» **DOCUMENT SEGMENT**:
################
Alice Savage

TESOL Chicago: Ideas and Inspiration

multi-modal octopusAt a drama presentation given by Kathleen McGovern at the Chicago TESOL last week, participants created and performed skits that were meant to advocate for a change we’d like to see at the TESOL convention. Many of the groups did skits about the long walking distances. Others advocated for more food by performing dramas about starvation since the convention center was a bit of a food desert.

These were lots of fun to watch, and they addressed valid concerns, but I have to say, I was very proud of our group’s presentation. We did  a skit about having TESOL create a discriptor that would encourage more presentations like McGovern’s. Her Multi-modal Embodied Learning: An Interactive Workshop provided an experiential look at what the language classroom can be. And that joyful approach to learning kind of illustrated the energy of sessions that were a little outside the mainstream.

Specifically, McGovern gave us a mission of advocating for change. Next she gave participant groups a chance to be creative with paper, pens, tape, and spontaneous bursts of collaborative creativity. My new friend Nic from New York proposed that we become a multi-modal octopus, and my new friend Bibi said, “Why not?” We quickly sketched out our octopus costumes, marched up to the front and proudly advocated for more creativity in TESOL. It felt like what the classroom should be, a place for innovation, the exploration of ideas and joy.

Actually, joy was a clear takeaway from Chicago. We did have to walk long distances, navigate a high school vollyball tournament and travel up and down many flights of stairs. However, in many of the sessions, there was talk of the sort of classroom community that McGovern had managed to provide in a cavernous ballroom, a sense that in Earl Stevick’s words, “language is something that happens among and between people.” It’s not about gap fills, grammar boxes, and multiple choice answers. It’s about teachers and students relating to each other through meaningful content.

Several talks were about pragmatics, which can be described as a deep understanding of conversation skills. There are corpus tools such as MICASE that people can use to identify the ways that phrases are used to make moves in interactions, and there are plays and scripts that show what it feels like to manage conversational moves in real life… with intonation.
################
(Element placement data)
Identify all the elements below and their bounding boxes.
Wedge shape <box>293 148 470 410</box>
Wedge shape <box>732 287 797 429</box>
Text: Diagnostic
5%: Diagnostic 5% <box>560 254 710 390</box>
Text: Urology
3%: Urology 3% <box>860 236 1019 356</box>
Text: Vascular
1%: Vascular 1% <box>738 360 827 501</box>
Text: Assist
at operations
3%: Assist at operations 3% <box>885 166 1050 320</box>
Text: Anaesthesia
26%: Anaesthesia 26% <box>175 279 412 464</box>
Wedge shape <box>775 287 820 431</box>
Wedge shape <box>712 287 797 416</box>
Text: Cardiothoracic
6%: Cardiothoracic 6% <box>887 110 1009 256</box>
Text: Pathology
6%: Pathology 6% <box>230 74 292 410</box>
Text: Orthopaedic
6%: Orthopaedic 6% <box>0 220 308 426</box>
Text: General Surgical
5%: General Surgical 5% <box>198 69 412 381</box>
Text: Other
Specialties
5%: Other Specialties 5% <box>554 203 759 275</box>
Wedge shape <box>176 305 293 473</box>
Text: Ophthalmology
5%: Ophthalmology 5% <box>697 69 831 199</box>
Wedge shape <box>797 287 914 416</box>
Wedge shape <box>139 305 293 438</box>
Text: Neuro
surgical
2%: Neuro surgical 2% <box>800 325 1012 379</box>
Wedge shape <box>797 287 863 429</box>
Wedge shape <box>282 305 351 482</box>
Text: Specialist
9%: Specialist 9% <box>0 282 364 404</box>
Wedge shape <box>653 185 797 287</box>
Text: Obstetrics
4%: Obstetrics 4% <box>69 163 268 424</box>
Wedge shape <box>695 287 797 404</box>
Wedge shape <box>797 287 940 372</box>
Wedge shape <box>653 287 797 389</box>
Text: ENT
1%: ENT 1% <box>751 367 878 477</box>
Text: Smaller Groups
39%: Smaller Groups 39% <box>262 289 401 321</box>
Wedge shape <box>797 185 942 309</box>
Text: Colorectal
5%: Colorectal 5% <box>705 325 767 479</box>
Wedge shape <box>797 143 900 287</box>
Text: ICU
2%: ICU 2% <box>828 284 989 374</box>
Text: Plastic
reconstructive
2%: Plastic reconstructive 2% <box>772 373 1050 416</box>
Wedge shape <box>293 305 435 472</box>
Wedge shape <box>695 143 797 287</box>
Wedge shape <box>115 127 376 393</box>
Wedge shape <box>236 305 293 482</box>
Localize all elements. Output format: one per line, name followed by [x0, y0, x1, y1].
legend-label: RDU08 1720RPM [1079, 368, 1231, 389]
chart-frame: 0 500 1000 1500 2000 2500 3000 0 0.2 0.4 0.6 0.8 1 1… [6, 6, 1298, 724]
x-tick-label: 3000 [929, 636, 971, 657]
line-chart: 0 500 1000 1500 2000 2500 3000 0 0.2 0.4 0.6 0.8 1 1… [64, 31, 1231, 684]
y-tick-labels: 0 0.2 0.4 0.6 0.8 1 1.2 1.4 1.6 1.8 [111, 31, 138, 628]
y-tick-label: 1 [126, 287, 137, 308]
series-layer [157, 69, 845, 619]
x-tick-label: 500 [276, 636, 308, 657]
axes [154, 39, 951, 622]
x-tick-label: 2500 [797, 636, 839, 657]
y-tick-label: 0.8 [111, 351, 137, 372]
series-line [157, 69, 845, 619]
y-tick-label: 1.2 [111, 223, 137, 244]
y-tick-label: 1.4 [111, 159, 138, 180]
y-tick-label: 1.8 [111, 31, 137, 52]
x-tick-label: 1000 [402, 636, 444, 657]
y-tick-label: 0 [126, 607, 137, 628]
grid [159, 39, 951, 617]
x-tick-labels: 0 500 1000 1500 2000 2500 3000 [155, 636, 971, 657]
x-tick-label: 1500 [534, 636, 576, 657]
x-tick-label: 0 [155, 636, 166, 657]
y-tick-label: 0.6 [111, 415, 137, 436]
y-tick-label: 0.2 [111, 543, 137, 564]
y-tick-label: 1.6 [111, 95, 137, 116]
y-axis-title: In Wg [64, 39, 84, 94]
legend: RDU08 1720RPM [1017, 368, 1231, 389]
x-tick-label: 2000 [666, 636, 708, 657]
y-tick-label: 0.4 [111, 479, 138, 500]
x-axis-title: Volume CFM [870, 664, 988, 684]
################
» **PROBLEM REQUIREMENTS**: Continue the TESOL Chicago blog post from its last sentence. The entries here were drawn from a separate source.

» **TASK RESPONSE**:
There were also sessions on connecting students’ classroom experiences to the performance and writing tasks that they’ll do in real college classes and beyond. The panel by Diane Schmitt, Margi Wald, Jan Frodeson, and Gina Benett gave some practical advice for getting away from the five paragraph essay by looking at authentic college assignments. They pointed out that even high stakes college entry tests are being redesigned to value interaction with texts, and how that shift might influence choices we make in organizing language support.

Lucky for us, we got to spend some time with Margi, Diane and her husband Norbert, all of whom have also published widely on the effectiveness of teaching  lexico-grammatical chunks that serve an immediate purpose.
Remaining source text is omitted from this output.